Transcribe each line of the material as it is, and drop any picture.

━━ Extracted information ━━

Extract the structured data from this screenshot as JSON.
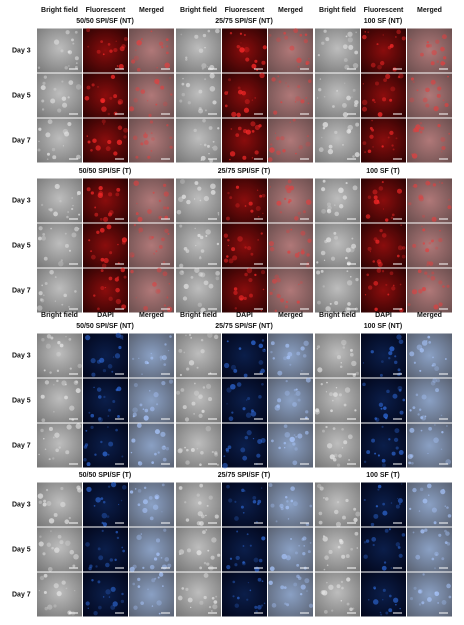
{
  "panels": [
    {
      "column_headers": [
        "Bright field",
        "Fluorescent",
        "Merged",
        "Bright field",
        "Fluorescent",
        "Merged",
        "Bright field",
        "Fluorescent",
        "Merged"
      ],
      "groups": [
        "50/50 SPI/SF (NT)",
        "25/75 SPI/SF (NT)",
        "100 SF (NT)"
      ],
      "rows": [
        "Day 3",
        "Day 5",
        "Day 7"
      ]
    },
    {
      "groups": [
        "50/50 SPI/SF (T)",
        "25/75 SPI/SF (T)",
        "100 SF (T)"
      ],
      "rows": [
        "Day 3",
        "Day 5",
        "Day 7"
      ]
    },
    {
      "column_headers": [
        "Bright field",
        "DAPI",
        "Merged",
        "Bright field",
        "DAPI",
        "Merged",
        "Bright field",
        "DAPI",
        "Merged"
      ],
      "groups": [
        "50/50 SPI/SF (NT)",
        "25/75 SPI/SF (NT)",
        "100 SF (NT)"
      ],
      "rows": [
        "Day 3",
        "Day 5",
        "Day 7"
      ]
    },
    {
      "groups": [
        "50/50 SPI/SF (T)",
        "25/75 SPI/SF (T)",
        "100 SF (T)"
      ],
      "rows": [
        "Day 3",
        "Day 5",
        "Day 7"
      ]
    }
  ]
}
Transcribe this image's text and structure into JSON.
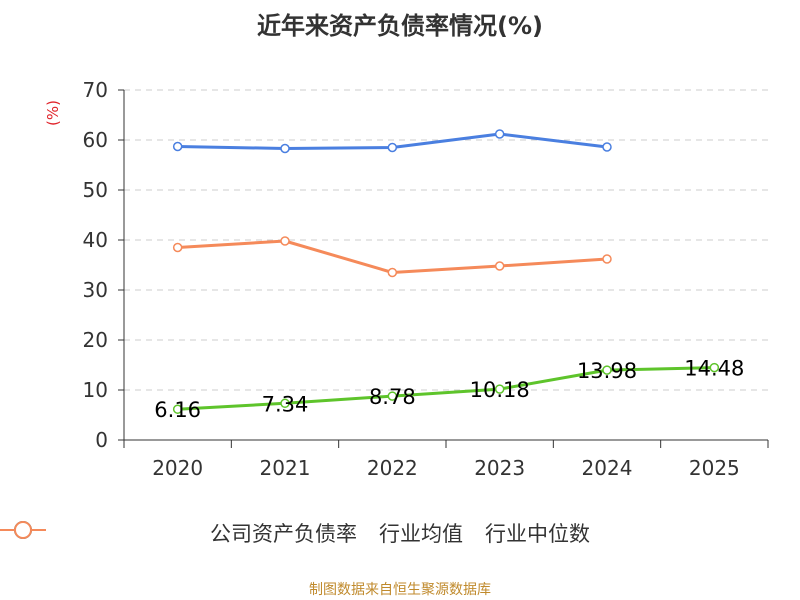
{
  "chart_data": {
    "type": "line",
    "title": "近年来资产负债率情况(%)",
    "ylabel": "(%)",
    "xlabel": "",
    "categories": [
      "2020",
      "2021",
      "2022",
      "2023",
      "2024",
      "2025"
    ],
    "ylim": [
      0,
      70
    ],
    "yticks": [
      0,
      10,
      20,
      30,
      40,
      50,
      60,
      70
    ],
    "grid": true,
    "legend_position": "bottom",
    "series": [
      {
        "name": "公司资产负债率",
        "color": "#5ec42b",
        "values": [
          6.16,
          7.34,
          8.78,
          10.18,
          13.98,
          14.48
        ],
        "labels": [
          "6.16",
          "7.34",
          "8.78",
          "10.18",
          "13.98",
          "14.48"
        ]
      },
      {
        "name": "行业均值",
        "color": "#4a7fe0",
        "values": [
          58.7,
          58.3,
          58.5,
          61.2,
          58.6,
          null
        ],
        "labels": []
      },
      {
        "name": "行业中位数",
        "color": "#f58a5a",
        "values": [
          38.5,
          39.8,
          33.5,
          34.8,
          36.2,
          null
        ],
        "labels": []
      }
    ]
  },
  "source": "制图数据来自恒生聚源数据库"
}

━━━

Response to the task
Extract the structured data from this screenshot as JSON.
{
  "panels": [
    {
      "column_headers": [
        "Bright field",
        "Fluorescent",
        "Merged",
        "Bright field",
        "Fluorescent",
        "Merged",
        "Bright field",
        "Fluorescent",
        "Merged"
      ],
      "groups": [
        "50/50 SPI/SF (NT)",
        "25/75 SPI/SF (NT)",
        "100 SF (NT)"
      ],
      "rows": [
        "Day 3",
        "Day 5",
        "Day 7"
      ]
    },
    {
      "groups": [
        "50/50 SPI/SF (T)",
        "25/75 SPI/SF (T)",
        "100 SF (T)"
      ],
      "rows": [
        "Day 3",
        "Day 5",
        "Day 7"
      ]
    },
    {
      "column_headers": [
        "Bright field",
        "DAPI",
        "Merged",
        "Bright field",
        "DAPI",
        "Merged",
        "Bright field",
        "DAPI",
        "Merged"
      ],
      "groups": [
        "50/50 SPI/SF (NT)",
        "25/75 SPI/SF (NT)",
        "100 SF (NT)"
      ],
      "rows": [
        "Day 3",
        "Day 5",
        "Day 7"
      ]
    },
    {
      "groups": [
        "50/50 SPI/SF (T)",
        "25/75 SPI/SF (T)",
        "100 SF (T)"
      ],
      "rows": [
        "Day 3",
        "Day 5",
        "Day 7"
      ]
    }
  ]
}
Transcribe this image's text and structure into JSON.
{
  "chart_data": {
    "type": "line",
    "title": "近年来资产负债率情况(%)",
    "ylabel": "(%)",
    "xlabel": "",
    "categories": [
      "2020",
      "2021",
      "2022",
      "2023",
      "2024",
      "2025"
    ],
    "ylim": [
      0,
      70
    ],
    "yticks": [
      0,
      10,
      20,
      30,
      40,
      50,
      60,
      70
    ],
    "grid": true,
    "legend_position": "bottom",
    "series": [
      {
        "name": "公司资产负债率",
        "color": "#5ec42b",
        "values": [
          6.16,
          7.34,
          8.78,
          10.18,
          13.98,
          14.48
        ],
        "labels": [
          "6.16",
          "7.34",
          "8.78",
          "10.18",
          "13.98",
          "14.48"
        ]
      },
      {
        "name": "行业均值",
        "color": "#4a7fe0",
        "values": [
          58.7,
          58.3,
          58.5,
          61.2,
          58.6,
          null
        ],
        "labels": []
      },
      {
        "name": "行业中位数",
        "color": "#f58a5a",
        "values": [
          38.5,
          39.8,
          33.5,
          34.8,
          36.2,
          null
        ],
        "labels": []
      }
    ]
  },
  "source": "制图数据来自恒生聚源数据库"
}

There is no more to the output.